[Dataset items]

────────────────────────────────────────

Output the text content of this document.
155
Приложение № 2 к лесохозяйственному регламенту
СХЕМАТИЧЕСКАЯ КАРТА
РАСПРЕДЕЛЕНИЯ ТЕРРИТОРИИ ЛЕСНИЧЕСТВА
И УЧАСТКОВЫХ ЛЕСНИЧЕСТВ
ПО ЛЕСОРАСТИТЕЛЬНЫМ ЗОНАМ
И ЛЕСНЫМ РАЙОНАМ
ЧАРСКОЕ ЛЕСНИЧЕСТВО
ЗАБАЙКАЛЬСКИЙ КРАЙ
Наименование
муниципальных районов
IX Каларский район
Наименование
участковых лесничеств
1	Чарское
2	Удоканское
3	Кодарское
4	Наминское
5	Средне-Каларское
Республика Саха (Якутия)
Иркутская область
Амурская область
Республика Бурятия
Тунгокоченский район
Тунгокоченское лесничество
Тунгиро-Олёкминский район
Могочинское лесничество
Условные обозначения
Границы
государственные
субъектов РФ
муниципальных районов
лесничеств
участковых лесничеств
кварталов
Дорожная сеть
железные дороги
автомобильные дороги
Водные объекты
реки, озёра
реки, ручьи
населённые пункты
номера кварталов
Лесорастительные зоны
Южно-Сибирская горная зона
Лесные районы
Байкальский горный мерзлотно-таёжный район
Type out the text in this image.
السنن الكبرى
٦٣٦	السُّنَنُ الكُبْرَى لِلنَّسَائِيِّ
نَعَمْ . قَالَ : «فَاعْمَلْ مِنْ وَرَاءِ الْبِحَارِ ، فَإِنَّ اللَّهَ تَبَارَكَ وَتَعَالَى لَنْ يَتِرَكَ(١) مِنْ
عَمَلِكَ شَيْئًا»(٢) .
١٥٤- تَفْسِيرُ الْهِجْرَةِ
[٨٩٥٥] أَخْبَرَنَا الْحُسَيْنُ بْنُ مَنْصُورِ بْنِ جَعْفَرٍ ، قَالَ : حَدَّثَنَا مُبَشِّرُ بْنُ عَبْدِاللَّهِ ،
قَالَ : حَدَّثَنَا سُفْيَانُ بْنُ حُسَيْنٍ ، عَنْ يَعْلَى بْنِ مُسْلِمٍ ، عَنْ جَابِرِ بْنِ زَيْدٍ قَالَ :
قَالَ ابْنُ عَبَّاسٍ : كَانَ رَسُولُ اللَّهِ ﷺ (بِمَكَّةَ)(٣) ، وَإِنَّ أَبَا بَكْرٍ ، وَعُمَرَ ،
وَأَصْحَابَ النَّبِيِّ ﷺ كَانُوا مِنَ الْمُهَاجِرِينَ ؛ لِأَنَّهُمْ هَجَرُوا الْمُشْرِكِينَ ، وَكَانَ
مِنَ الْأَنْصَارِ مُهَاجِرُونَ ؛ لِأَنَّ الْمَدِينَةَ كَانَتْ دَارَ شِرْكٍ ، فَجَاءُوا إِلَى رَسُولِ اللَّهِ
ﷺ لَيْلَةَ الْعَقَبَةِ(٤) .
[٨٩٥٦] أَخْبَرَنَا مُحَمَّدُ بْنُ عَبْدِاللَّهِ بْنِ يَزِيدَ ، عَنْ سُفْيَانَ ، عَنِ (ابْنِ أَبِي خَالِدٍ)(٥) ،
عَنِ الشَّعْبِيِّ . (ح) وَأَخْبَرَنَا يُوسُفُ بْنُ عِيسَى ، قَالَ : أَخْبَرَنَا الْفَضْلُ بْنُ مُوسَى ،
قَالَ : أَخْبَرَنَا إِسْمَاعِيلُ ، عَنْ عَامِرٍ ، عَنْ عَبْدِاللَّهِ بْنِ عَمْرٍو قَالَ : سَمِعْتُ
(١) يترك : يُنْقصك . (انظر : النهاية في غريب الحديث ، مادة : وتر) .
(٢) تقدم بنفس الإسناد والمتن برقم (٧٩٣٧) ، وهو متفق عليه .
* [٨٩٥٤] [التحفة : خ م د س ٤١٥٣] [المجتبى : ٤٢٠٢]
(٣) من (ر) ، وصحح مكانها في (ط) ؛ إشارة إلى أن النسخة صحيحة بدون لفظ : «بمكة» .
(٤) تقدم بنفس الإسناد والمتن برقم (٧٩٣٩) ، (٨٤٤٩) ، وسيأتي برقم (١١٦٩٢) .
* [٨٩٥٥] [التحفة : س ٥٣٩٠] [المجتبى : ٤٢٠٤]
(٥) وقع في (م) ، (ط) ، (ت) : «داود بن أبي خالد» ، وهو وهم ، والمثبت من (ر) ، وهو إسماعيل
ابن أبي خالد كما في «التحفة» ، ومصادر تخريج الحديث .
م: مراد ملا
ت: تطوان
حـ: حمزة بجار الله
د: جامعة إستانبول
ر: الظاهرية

────────────────────────────────────────

* Your task
Pull out every line above that holds the word "خالد".

* Full output
(٥) وقع في (م) ، (ط) ، (ت) : «داود بن أبي خالد» ، وهو وهم ، والمثبت من (ر) ، وهو إسماعيل
ابن أبي خالد كما في «التحفة» ، ومصادر تخريج الحديث .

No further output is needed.